## STATED GOAL
In the material below, list every line carrying the string "BOTTOM".

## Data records
::::
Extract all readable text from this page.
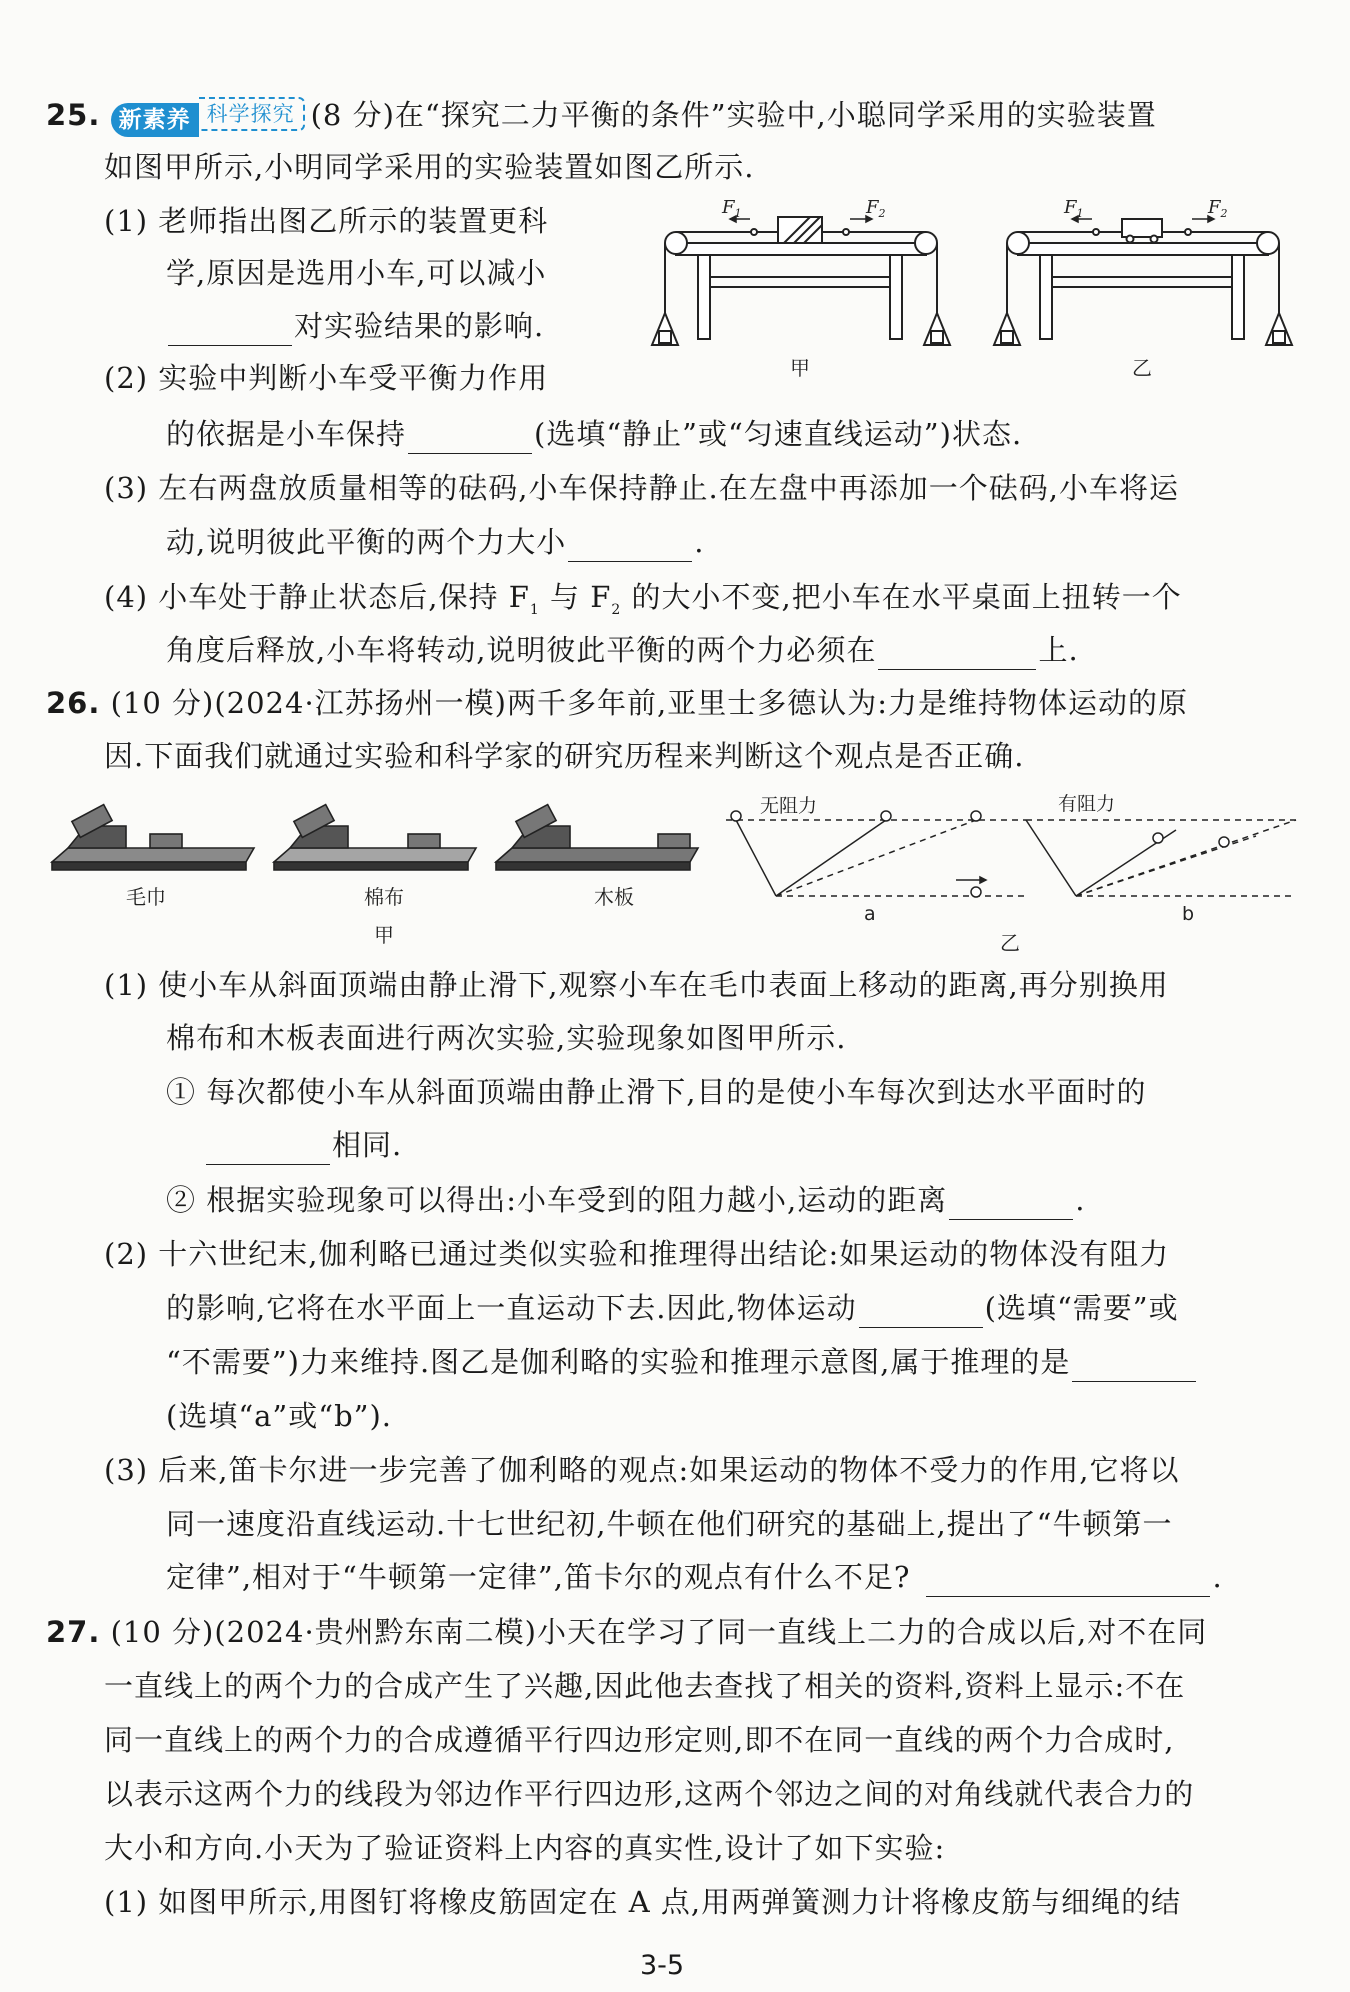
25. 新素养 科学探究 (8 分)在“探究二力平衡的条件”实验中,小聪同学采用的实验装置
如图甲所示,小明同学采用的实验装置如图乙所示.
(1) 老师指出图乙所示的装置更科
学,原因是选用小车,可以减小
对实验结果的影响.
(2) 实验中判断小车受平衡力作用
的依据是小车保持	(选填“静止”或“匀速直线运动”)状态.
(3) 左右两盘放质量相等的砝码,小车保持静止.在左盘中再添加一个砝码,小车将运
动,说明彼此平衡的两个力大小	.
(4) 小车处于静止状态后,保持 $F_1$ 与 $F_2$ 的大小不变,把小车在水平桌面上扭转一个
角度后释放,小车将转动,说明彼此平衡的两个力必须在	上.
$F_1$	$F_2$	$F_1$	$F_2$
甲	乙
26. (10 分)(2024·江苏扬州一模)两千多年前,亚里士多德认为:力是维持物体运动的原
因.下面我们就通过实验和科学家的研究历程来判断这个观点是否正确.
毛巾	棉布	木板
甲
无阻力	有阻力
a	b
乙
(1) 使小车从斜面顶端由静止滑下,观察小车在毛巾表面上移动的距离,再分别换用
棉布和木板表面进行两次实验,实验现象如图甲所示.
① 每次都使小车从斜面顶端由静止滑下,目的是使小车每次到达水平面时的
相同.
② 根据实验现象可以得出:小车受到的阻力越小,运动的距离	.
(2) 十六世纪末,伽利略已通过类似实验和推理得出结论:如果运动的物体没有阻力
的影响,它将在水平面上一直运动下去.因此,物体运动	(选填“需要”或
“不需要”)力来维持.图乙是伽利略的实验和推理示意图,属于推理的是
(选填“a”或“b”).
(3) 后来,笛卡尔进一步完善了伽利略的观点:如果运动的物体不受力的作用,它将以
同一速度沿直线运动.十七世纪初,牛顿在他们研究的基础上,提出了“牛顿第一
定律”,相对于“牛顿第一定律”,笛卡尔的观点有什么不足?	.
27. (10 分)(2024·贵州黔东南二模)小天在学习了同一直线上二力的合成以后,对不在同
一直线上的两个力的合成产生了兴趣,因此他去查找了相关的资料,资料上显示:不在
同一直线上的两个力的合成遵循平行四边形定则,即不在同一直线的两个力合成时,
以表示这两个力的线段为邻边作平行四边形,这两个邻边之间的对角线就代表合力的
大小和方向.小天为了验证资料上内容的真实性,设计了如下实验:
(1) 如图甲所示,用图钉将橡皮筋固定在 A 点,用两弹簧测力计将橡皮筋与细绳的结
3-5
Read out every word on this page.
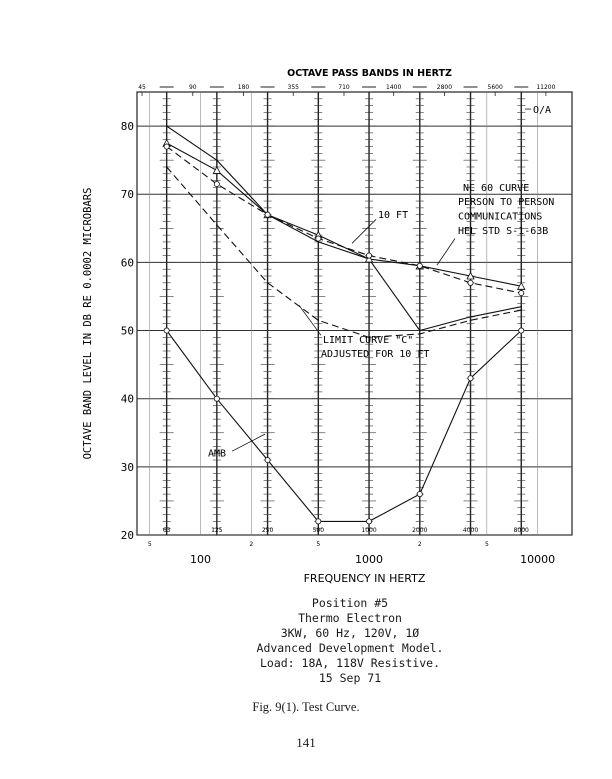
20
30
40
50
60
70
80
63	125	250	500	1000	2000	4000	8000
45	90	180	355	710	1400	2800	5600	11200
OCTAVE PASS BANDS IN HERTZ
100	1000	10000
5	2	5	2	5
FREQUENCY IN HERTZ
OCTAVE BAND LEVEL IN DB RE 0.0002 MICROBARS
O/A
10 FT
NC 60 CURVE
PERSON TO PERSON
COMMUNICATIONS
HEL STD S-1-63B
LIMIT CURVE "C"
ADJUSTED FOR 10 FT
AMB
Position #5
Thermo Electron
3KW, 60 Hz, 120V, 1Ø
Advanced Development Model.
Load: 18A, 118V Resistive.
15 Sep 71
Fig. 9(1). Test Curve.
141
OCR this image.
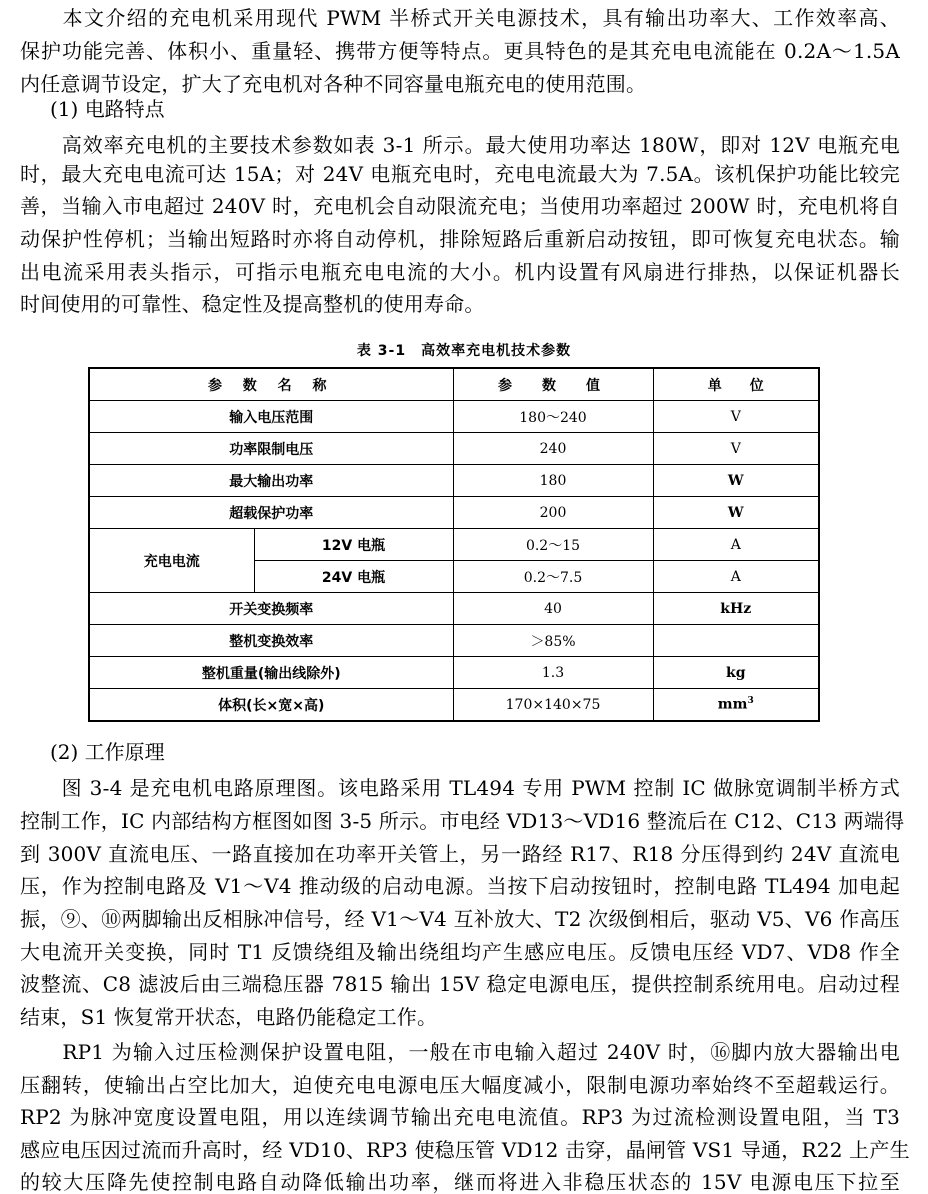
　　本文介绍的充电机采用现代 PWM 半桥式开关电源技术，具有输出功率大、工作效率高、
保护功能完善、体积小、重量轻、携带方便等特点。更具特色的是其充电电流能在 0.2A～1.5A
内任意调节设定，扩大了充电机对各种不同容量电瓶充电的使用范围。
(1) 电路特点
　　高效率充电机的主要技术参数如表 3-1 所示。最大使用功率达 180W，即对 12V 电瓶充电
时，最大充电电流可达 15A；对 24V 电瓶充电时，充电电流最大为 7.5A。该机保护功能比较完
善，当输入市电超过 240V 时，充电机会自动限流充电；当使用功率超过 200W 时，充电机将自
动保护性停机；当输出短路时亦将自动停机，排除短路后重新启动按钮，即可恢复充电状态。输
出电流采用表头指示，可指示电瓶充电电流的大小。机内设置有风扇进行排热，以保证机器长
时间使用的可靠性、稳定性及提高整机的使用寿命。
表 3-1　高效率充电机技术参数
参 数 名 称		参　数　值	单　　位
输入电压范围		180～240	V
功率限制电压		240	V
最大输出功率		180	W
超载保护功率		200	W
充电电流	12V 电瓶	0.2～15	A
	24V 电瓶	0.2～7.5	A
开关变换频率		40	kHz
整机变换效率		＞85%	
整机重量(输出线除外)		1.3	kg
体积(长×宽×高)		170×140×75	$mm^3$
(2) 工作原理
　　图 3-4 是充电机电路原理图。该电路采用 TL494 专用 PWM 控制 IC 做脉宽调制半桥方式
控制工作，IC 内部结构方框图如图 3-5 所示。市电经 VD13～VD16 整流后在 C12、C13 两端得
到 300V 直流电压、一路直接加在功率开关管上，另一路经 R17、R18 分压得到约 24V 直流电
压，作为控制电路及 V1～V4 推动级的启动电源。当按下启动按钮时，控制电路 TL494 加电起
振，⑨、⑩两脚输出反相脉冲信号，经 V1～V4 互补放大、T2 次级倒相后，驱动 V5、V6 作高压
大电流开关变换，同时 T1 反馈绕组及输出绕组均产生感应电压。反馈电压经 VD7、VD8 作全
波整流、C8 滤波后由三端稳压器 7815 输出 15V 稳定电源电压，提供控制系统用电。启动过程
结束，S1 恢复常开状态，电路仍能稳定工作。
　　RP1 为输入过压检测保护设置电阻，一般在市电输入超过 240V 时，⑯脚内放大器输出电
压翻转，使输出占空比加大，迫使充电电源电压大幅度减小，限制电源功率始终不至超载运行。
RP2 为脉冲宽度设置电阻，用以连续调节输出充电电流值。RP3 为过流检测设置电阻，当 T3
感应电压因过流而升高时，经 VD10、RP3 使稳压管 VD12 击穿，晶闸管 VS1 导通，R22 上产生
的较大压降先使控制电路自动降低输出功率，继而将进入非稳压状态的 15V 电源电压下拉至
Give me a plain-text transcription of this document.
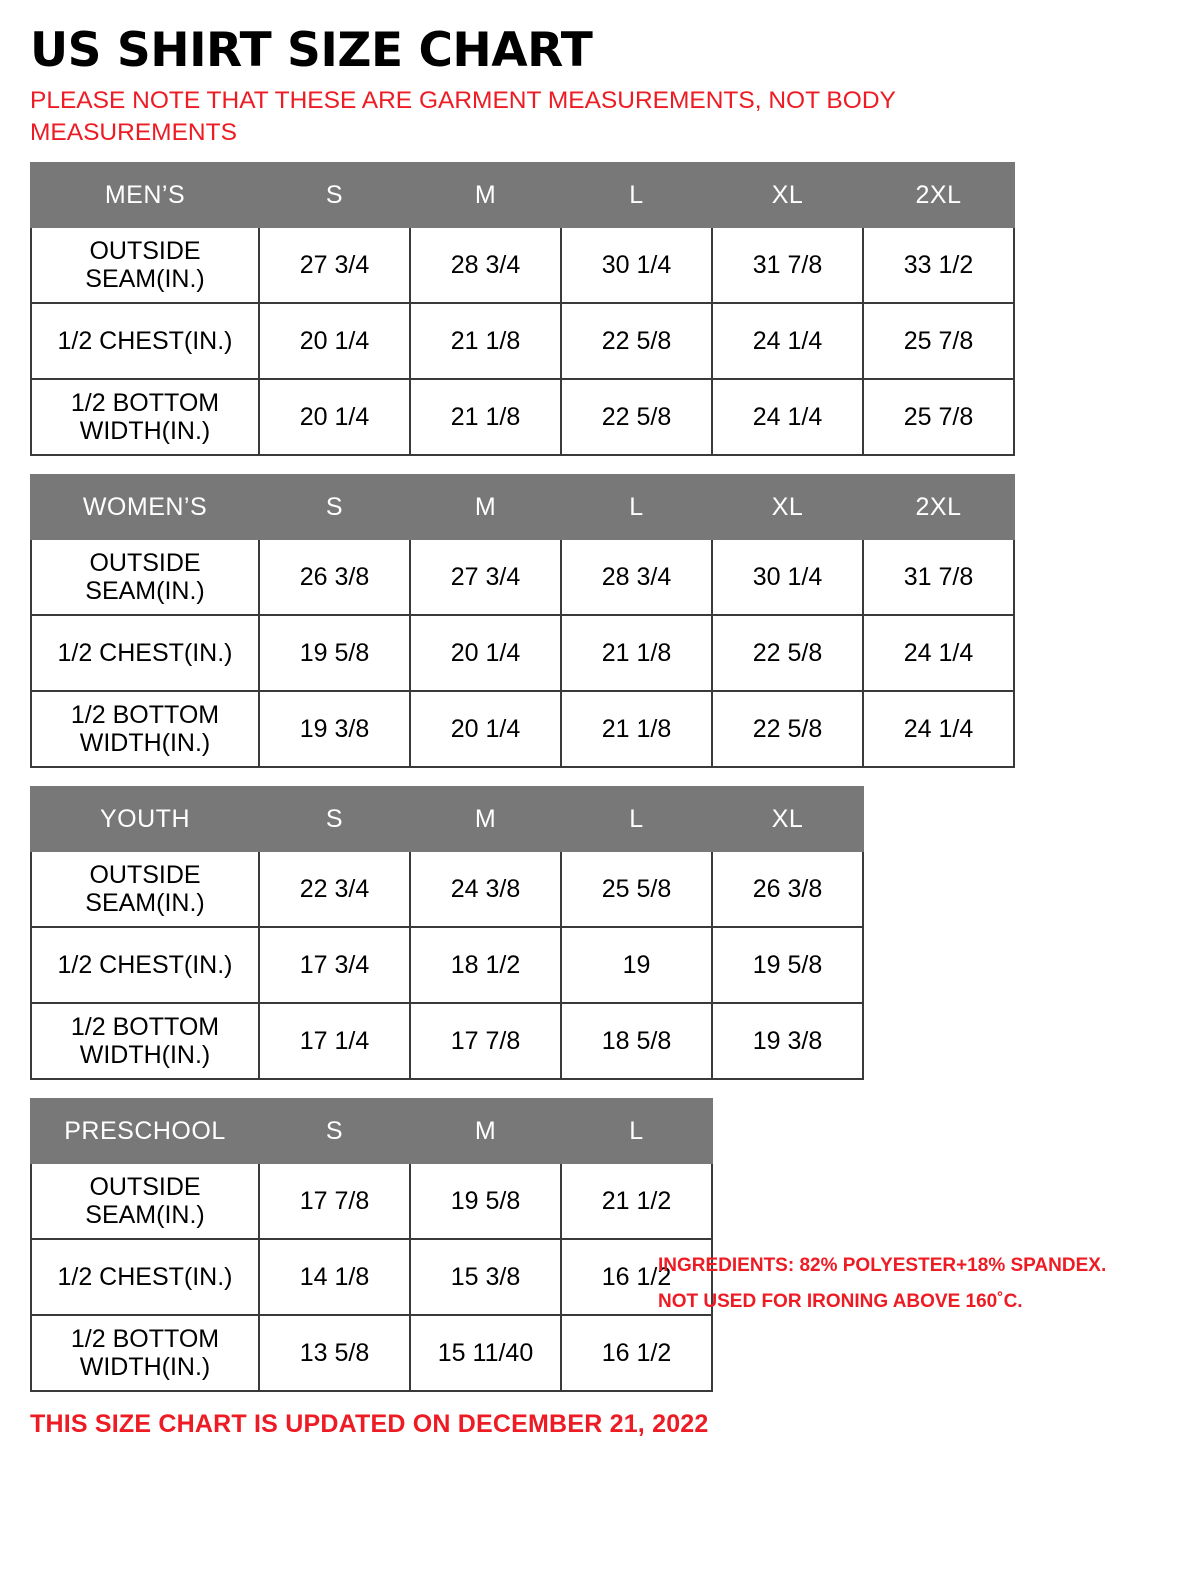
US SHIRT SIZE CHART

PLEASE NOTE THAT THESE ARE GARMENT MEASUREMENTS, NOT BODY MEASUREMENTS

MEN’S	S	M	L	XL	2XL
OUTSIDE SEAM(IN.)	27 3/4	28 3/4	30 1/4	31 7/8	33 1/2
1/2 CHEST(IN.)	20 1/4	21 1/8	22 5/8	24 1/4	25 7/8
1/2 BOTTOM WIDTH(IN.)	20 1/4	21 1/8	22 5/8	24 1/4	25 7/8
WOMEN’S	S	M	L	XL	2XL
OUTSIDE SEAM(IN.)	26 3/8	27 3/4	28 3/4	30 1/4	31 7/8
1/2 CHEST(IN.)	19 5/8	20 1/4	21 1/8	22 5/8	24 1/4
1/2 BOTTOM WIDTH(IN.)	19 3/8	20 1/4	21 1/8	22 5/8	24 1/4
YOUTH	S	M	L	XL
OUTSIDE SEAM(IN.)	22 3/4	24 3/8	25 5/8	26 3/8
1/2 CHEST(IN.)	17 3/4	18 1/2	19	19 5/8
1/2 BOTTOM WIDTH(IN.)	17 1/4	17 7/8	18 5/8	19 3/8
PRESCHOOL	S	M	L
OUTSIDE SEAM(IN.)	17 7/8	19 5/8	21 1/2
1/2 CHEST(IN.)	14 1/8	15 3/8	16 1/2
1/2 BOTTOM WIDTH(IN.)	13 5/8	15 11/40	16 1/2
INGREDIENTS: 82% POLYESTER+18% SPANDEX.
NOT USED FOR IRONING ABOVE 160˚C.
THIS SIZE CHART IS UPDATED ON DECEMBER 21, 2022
::::
## WRITTEN REPLY
1/2 BOTTOM WIDTH(IN.)	20 1/4	21 1/8	22 5/8	24 1/4	25 7/8
1/2 BOTTOM WIDTH(IN.)	19 3/8	20 1/4	21 1/8	22 5/8	24 1/4
1/2 BOTTOM WIDTH(IN.)	17 1/4	17 7/8	18 5/8	19 3/8
1/2 BOTTOM WIDTH(IN.)	13 5/8	15 11/40	16 1/2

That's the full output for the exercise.